** START Materials provided **
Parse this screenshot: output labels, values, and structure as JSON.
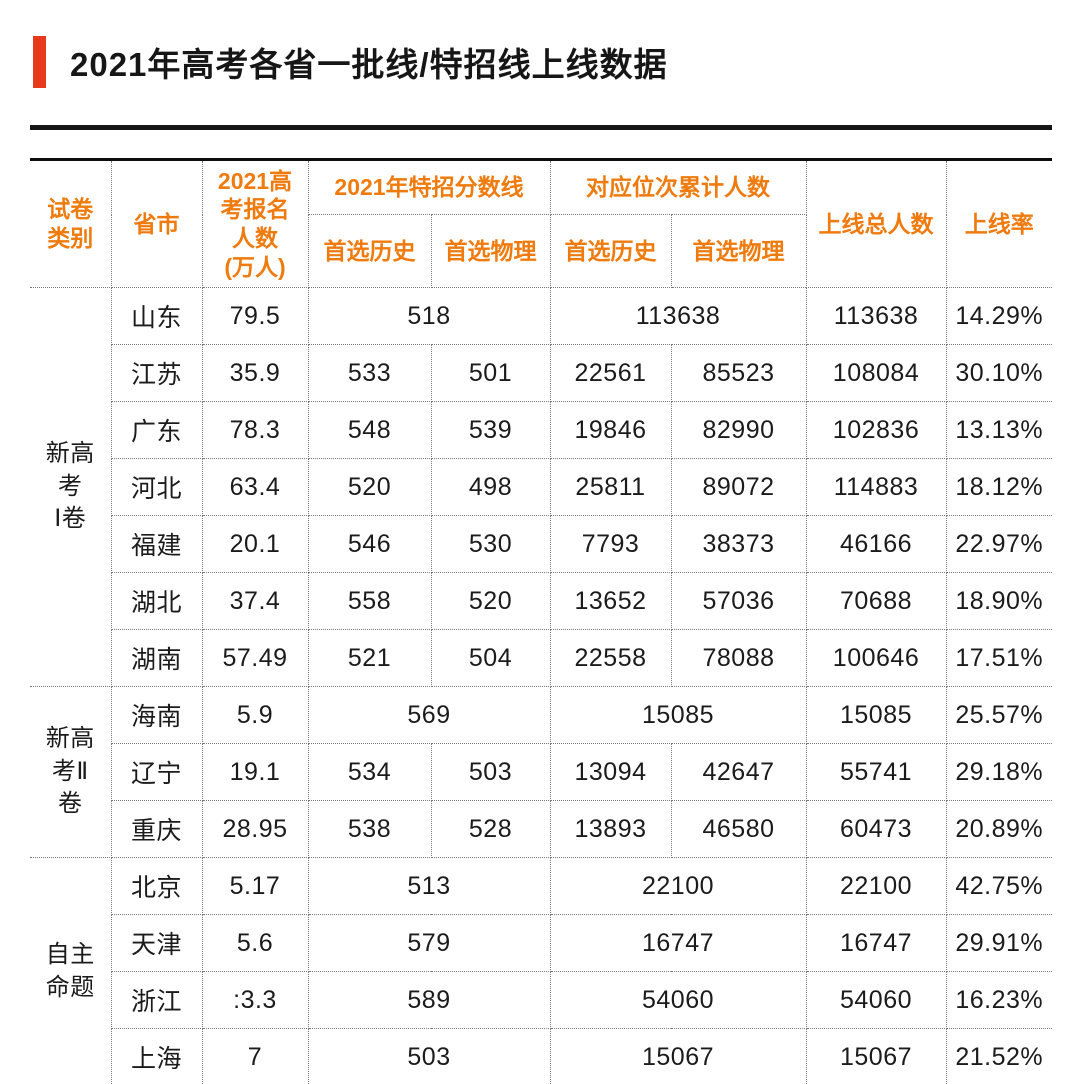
{
  "title": "2021年高考各省一批线/特招线上线数据",
  "colors": {
    "accent_bar_red": "#e8391d",
    "header_orange": "#ef7b0e",
    "rule_black": "#161616"
  },
  "table": {
    "headers": {
      "paper_type": "试卷\n类别",
      "province": "省市",
      "registered": "2021高\n考报名\n人数\n(万人)",
      "special_line": "2021年特招分数线",
      "rank_cum": "对应位次累计人数",
      "sub_history": "首选历史",
      "sub_physics": "首选物理",
      "total": "上线总人数",
      "rate": "上线率"
    },
    "groups": [
      {
        "label": "新高\n考\nⅠ卷",
        "rows": [
          {
            "province": "山东",
            "registered": "79.5",
            "special": [
              "518"
            ],
            "rank": [
              "113638"
            ],
            "total": "113638",
            "rate": "14.29%"
          },
          {
            "province": "江苏",
            "registered": "35.9",
            "special": [
              "533",
              "501"
            ],
            "rank": [
              "22561",
              "85523"
            ],
            "total": "108084",
            "rate": "30.10%"
          },
          {
            "province": "广东",
            "registered": "78.3",
            "special": [
              "548",
              "539"
            ],
            "rank": [
              "19846",
              "82990"
            ],
            "total": "102836",
            "rate": "13.13%"
          },
          {
            "province": "河北",
            "registered": "63.4",
            "special": [
              "520",
              "498"
            ],
            "rank": [
              "25811",
              "89072"
            ],
            "total": "114883",
            "rate": "18.12%"
          },
          {
            "province": "福建",
            "registered": "20.1",
            "special": [
              "546",
              "530"
            ],
            "rank": [
              "7793",
              "38373"
            ],
            "total": "46166",
            "rate": "22.97%"
          },
          {
            "province": "湖北",
            "registered": "37.4",
            "special": [
              "558",
              "520"
            ],
            "rank": [
              "13652",
              "57036"
            ],
            "total": "70688",
            "rate": "18.90%"
          },
          {
            "province": "湖南",
            "registered": "57.49",
            "special": [
              "521",
              "504"
            ],
            "rank": [
              "22558",
              "78088"
            ],
            "total": "100646",
            "rate": "17.51%"
          }
        ]
      },
      {
        "label": "新高\n考Ⅱ\n卷",
        "rows": [
          {
            "province": "海南",
            "registered": "5.9",
            "special": [
              "569"
            ],
            "rank": [
              "15085"
            ],
            "total": "15085",
            "rate": "25.57%"
          },
          {
            "province": "辽宁",
            "registered": "19.1",
            "special": [
              "534",
              "503"
            ],
            "rank": [
              "13094",
              "42647"
            ],
            "total": "55741",
            "rate": "29.18%"
          },
          {
            "province": "重庆",
            "registered": "28.95",
            "special": [
              "538",
              "528"
            ],
            "rank": [
              "13893",
              "46580"
            ],
            "total": "60473",
            "rate": "20.89%"
          }
        ]
      },
      {
        "label": "自主\n命题",
        "rows": [
          {
            "province": "北京",
            "registered": "5.17",
            "special": [
              "513"
            ],
            "rank": [
              "22100"
            ],
            "total": "22100",
            "rate": "42.75%"
          },
          {
            "province": "天津",
            "registered": "5.6",
            "special": [
              "579"
            ],
            "rank": [
              "16747"
            ],
            "total": "16747",
            "rate": "29.91%"
          },
          {
            "province": "浙江",
            "registered": ":3.3",
            "special": [
              "589"
            ],
            "rank": [
              "54060"
            ],
            "total": "54060",
            "rate": "16.23%"
          },
          {
            "province": "上海",
            "registered": "7",
            "special": [
              "503"
            ],
            "rank": [
              "15067"
            ],
            "total": "15067",
            "rate": "21.52%"
          }
        ]
      }
    ]
  }
}
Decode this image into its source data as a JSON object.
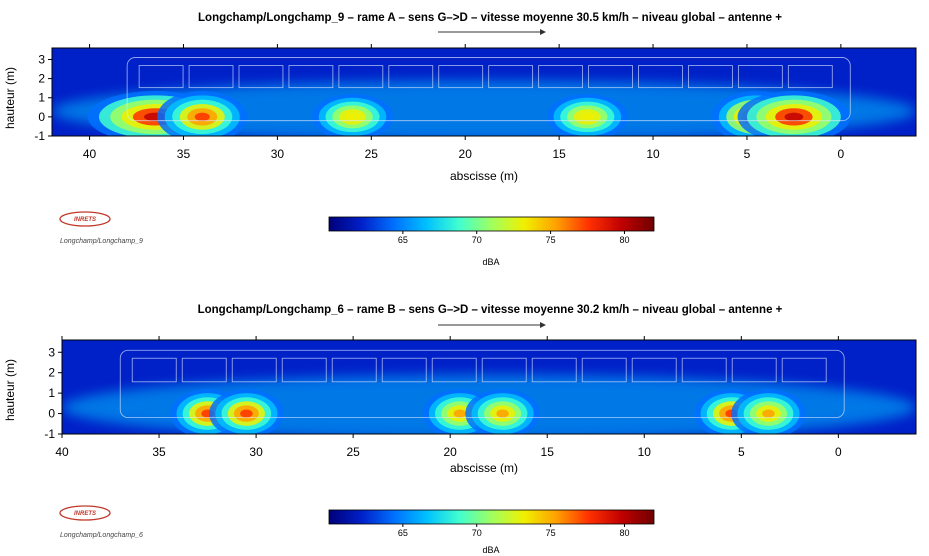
** END Materials provided **
▸ Job
Print the listing above in full, exactly as written. Omit any pictures.

▸ Solution to this exercise
Parse this screenshot: output labels, values, and structure as JSON.
{
  "title": "2021年高考各省一批线/特招线上线数据",
  "colors": {
    "accent_bar_red": "#e8391d",
    "header_orange": "#ef7b0e",
    "rule_black": "#161616"
  },
  "table": {
    "headers": {
      "paper_type": "试卷\n类别",
      "province": "省市",
      "registered": "2021高\n考报名\n人数\n(万人)",
      "special_line": "2021年特招分数线",
      "rank_cum": "对应位次累计人数",
      "sub_history": "首选历史",
      "sub_physics": "首选物理",
      "total": "上线总人数",
      "rate": "上线率"
    },
    "groups": [
      {
        "label": "新高\n考\nⅠ卷",
        "rows": [
          {
            "province": "山东",
            "registered": "79.5",
            "special": [
              "518"
            ],
            "rank": [
              "113638"
            ],
            "total": "113638",
            "rate": "14.29%"
          },
          {
            "province": "江苏",
            "registered": "35.9",
            "special": [
              "533",
              "501"
            ],
            "rank": [
              "22561",
              "85523"
            ],
            "total": "108084",
            "rate": "30.10%"
          },
          {
            "province": "广东",
            "registered": "78.3",
            "special": [
              "548",
              "539"
            ],
            "rank": [
              "19846",
              "82990"
            ],
            "total": "102836",
            "rate": "13.13%"
          },
          {
            "province": "河北",
            "registered": "63.4",
            "special": [
              "520",
              "498"
            ],
            "rank": [
              "25811",
              "89072"
            ],
            "total": "114883",
            "rate": "18.12%"
          },
          {
            "province": "福建",
            "registered": "20.1",
            "special": [
              "546",
              "530"
            ],
            "rank": [
              "7793",
              "38373"
            ],
            "total": "46166",
            "rate": "22.97%"
          },
          {
            "province": "湖北",
            "registered": "37.4",
            "special": [
              "558",
              "520"
            ],
            "rank": [
              "13652",
              "57036"
            ],
            "total": "70688",
            "rate": "18.90%"
          },
          {
            "province": "湖南",
            "registered": "57.49",
            "special": [
              "521",
              "504"
            ],
            "rank": [
              "22558",
              "78088"
            ],
            "total": "100646",
            "rate": "17.51%"
          }
        ]
      },
      {
        "label": "新高\n考Ⅱ\n卷",
        "rows": [
          {
            "province": "海南",
            "registered": "5.9",
            "special": [
              "569"
            ],
            "rank": [
              "15085"
            ],
            "total": "15085",
            "rate": "25.57%"
          },
          {
            "province": "辽宁",
            "registered": "19.1",
            "special": [
              "534",
              "503"
            ],
            "rank": [
              "13094",
              "42647"
            ],
            "total": "55741",
            "rate": "29.18%"
          },
          {
            "province": "重庆",
            "registered": "28.95",
            "special": [
              "538",
              "528"
            ],
            "rank": [
              "13893",
              "46580"
            ],
            "total": "60473",
            "rate": "20.89%"
          }
        ]
      },
      {
        "label": "自主\n命题",
        "rows": [
          {
            "province": "北京",
            "registered": "5.17",
            "special": [
              "513"
            ],
            "rank": [
              "22100"
            ],
            "total": "22100",
            "rate": "42.75%"
          },
          {
            "province": "天津",
            "registered": "5.6",
            "special": [
              "579"
            ],
            "rank": [
              "16747"
            ],
            "total": "16747",
            "rate": "29.91%"
          },
          {
            "province": "浙江",
            "registered": ":3.3",
            "special": [
              "589"
            ],
            "rank": [
              "54060"
            ],
            "total": "54060",
            "rate": "16.23%"
          },
          {
            "province": "上海",
            "registered": "7",
            "special": [
              "503"
            ],
            "rank": [
              "15067"
            ],
            "total": "15067",
            "rate": "21.52%"
          }
        ]
      }
    ]
  }
}
Decode this image into its source data as a JSON object.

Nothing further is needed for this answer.